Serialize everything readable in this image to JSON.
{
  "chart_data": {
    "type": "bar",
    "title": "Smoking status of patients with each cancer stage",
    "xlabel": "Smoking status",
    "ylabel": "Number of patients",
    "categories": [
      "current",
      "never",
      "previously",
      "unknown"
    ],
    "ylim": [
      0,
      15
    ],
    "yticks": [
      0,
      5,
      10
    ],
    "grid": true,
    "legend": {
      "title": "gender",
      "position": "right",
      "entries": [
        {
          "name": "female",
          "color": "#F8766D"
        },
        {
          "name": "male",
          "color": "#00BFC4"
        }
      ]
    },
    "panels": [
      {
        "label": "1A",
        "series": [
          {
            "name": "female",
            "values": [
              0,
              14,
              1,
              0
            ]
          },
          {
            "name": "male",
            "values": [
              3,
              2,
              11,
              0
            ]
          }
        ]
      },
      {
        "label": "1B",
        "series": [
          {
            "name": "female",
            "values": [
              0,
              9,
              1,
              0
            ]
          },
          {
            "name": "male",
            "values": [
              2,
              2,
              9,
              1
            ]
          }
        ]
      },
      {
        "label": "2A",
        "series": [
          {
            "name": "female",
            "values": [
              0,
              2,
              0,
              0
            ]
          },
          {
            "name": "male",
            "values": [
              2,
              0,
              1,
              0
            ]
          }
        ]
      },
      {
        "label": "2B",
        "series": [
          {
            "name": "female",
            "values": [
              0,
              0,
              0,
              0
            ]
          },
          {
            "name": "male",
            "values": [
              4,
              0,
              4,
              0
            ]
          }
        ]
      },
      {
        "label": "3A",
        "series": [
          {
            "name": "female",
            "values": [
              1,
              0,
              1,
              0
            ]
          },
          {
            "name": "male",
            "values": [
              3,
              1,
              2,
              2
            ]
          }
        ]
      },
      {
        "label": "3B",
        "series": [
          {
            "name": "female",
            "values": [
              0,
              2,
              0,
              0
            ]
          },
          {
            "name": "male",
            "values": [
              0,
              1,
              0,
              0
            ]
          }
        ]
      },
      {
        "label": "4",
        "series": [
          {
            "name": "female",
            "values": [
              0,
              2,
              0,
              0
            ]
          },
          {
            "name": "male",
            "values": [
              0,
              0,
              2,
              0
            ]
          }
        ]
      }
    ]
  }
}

** Exercise **
What is needed is an exact copy of every entry.

** Solution to the problem **
Serialize everything readable in this image to JSON.
{
  "chart_data": {
    "type": "bar",
    "title": "Smoking status of patients with each cancer stage",
    "xlabel": "Smoking status",
    "ylabel": "Number of patients",
    "categories": [
      "current",
      "never",
      "previously",
      "unknown"
    ],
    "ylim": [
      0,
      15
    ],
    "yticks": [
      0,
      5,
      10
    ],
    "grid": true,
    "legend": {
      "title": "gender",
      "position": "right",
      "entries": [
        {
          "name": "female",
          "color": "#F8766D"
        },
        {
          "name": "male",
          "color": "#00BFC4"
        }
      ]
    },
    "panels": [
      {
        "label": "1A",
        "series": [
          {
            "name": "female",
            "values": [
              0,
              14,
              1,
              0
            ]
          },
          {
            "name": "male",
            "values": [
              3,
              2,
              11,
              0
            ]
          }
        ]
      },
      {
        "label": "1B",
        "series": [
          {
            "name": "female",
            "values": [
              0,
              9,
              1,
              0
            ]
          },
          {
            "name": "male",
            "values": [
              2,
              2,
              9,
              1
            ]
          }
        ]
      },
      {
        "label": "2A",
        "series": [
          {
            "name": "female",
            "values": [
              0,
              2,
              0,
              0
            ]
          },
          {
            "name": "male",
            "values": [
              2,
              0,
              1,
              0
            ]
          }
        ]
      },
      {
        "label": "2B",
        "series": [
          {
            "name": "female",
            "values": [
              0,
              0,
              0,
              0
            ]
          },
          {
            "name": "male",
            "values": [
              4,
              0,
              4,
              0
            ]
          }
        ]
      },
      {
        "label": "3A",
        "series": [
          {
            "name": "female",
            "values": [
              1,
              0,
              1,
              0
            ]
          },
          {
            "name": "male",
            "values": [
              3,
              1,
              2,
              2
            ]
          }
        ]
      },
      {
        "label": "3B",
        "series": [
          {
            "name": "female",
            "values": [
              0,
              2,
              0,
              0
            ]
          },
          {
            "name": "male",
            "values": [
              0,
              1,
              0,
              0
            ]
          }
        ]
      },
      {
        "label": "4",
        "series": [
          {
            "name": "female",
            "values": [
              0,
              2,
              0,
              0
            ]
          },
          {
            "name": "male",
            "values": [
              0,
              0,
              2,
              0
            ]
          }
        ]
      }
    ]
  }
}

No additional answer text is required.